- **WHAT YOU WILL DO**: Do any lines in the data below contain "Objects"? If so, copy every one of them.

++++ DATA SECTION ++++

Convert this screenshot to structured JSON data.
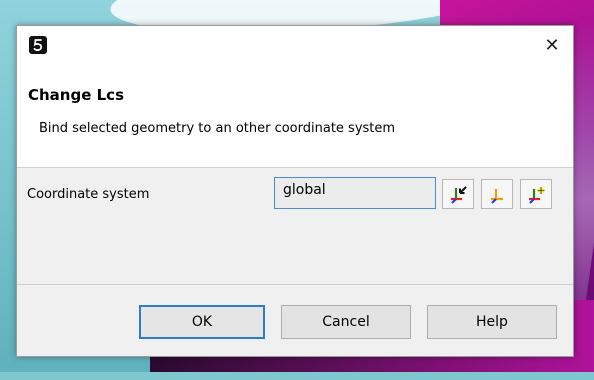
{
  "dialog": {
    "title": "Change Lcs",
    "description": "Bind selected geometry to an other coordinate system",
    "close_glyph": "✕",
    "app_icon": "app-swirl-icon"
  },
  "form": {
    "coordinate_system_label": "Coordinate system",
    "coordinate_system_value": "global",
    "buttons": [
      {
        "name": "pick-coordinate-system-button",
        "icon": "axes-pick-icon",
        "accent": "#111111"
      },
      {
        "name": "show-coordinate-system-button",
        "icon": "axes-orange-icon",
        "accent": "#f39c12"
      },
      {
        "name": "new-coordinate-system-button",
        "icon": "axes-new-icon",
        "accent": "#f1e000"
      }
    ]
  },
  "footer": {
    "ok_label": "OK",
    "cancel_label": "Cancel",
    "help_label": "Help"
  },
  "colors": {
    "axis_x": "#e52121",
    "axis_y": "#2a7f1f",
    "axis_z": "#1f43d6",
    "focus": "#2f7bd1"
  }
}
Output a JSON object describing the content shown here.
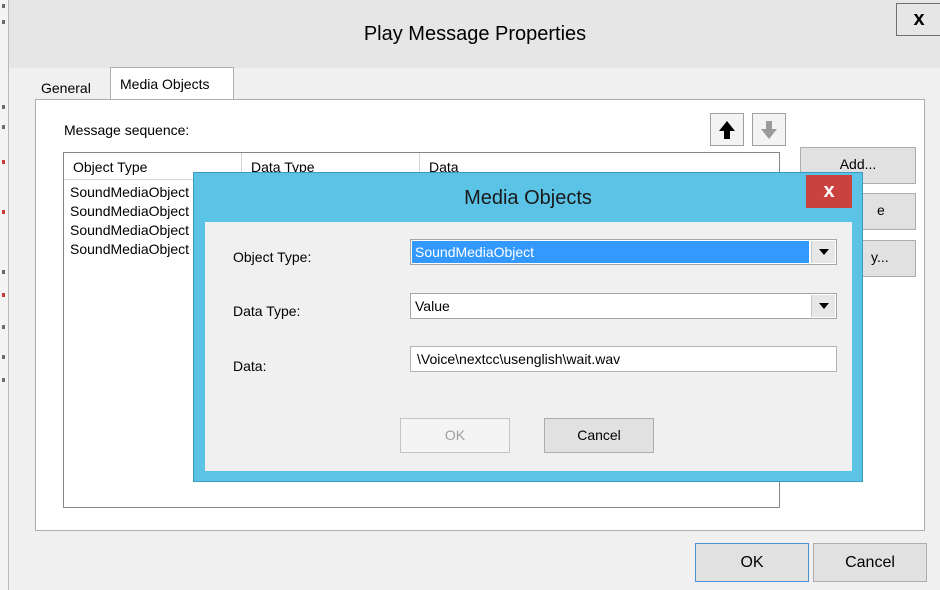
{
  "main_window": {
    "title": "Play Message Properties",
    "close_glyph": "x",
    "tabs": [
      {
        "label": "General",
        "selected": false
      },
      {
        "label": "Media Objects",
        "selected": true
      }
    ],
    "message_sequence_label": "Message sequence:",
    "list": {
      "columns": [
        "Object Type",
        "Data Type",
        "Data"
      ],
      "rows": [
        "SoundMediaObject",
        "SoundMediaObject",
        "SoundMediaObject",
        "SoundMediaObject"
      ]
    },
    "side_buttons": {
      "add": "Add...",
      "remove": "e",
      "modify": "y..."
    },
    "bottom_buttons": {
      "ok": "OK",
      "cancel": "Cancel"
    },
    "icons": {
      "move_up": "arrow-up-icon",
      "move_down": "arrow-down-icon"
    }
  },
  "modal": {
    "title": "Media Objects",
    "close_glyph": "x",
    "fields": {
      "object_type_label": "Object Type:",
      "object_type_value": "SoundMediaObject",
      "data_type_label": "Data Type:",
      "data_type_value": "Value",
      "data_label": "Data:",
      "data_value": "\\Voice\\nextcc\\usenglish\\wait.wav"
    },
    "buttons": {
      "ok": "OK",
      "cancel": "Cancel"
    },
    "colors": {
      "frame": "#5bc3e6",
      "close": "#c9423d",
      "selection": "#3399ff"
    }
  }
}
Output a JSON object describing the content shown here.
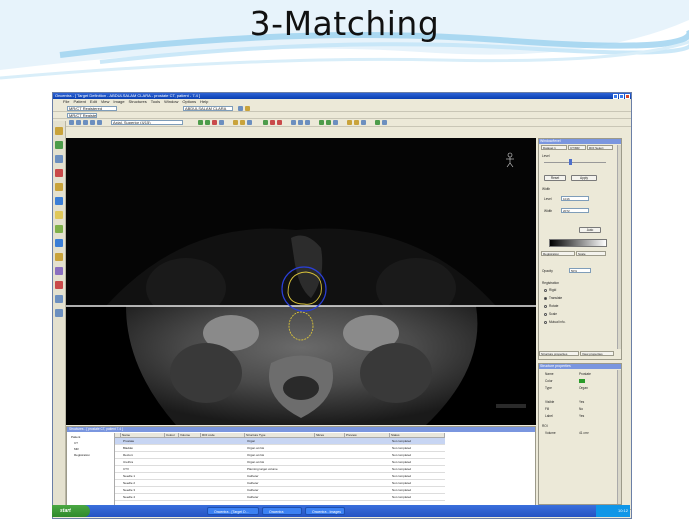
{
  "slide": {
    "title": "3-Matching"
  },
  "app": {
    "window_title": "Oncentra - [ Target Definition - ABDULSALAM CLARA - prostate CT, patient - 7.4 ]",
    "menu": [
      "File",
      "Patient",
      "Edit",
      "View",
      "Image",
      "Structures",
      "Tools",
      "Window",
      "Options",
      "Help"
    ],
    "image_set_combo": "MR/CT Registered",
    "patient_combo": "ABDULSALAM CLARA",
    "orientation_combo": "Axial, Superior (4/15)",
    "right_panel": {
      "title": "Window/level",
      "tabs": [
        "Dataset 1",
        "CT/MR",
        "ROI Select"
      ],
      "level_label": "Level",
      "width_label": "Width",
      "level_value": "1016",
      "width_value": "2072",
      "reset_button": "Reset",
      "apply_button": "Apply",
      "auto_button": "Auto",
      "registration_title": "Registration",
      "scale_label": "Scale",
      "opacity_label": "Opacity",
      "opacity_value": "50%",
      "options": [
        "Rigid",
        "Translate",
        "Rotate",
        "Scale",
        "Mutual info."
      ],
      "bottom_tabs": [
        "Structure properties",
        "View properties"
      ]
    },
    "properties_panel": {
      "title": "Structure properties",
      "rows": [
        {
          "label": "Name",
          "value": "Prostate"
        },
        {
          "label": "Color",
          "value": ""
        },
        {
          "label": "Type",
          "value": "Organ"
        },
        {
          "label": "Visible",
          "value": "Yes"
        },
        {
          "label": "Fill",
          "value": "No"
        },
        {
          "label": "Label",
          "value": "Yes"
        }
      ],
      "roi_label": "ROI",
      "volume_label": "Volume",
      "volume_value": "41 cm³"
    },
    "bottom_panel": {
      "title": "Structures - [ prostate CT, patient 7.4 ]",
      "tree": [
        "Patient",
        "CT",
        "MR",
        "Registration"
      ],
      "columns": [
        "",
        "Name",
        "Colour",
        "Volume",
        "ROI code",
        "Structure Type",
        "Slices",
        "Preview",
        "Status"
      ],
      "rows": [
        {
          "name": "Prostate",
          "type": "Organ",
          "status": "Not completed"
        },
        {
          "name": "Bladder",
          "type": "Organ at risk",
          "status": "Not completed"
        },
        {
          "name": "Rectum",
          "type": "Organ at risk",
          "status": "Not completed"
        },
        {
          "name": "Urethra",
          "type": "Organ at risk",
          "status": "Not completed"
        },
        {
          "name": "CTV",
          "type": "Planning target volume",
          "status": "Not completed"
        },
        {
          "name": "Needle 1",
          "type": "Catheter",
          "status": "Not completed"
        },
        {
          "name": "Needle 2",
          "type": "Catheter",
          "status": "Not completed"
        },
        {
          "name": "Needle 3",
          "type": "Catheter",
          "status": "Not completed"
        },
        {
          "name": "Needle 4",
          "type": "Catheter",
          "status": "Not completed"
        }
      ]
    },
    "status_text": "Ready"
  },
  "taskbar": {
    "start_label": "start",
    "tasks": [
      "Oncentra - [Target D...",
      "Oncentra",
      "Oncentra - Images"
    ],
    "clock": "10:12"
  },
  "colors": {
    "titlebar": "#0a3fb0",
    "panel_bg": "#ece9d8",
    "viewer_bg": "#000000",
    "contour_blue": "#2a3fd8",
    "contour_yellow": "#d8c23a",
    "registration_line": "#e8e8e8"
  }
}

++++

- **THE RESULT**:
        "label": "Media Objects",
    "title": "Media Objects",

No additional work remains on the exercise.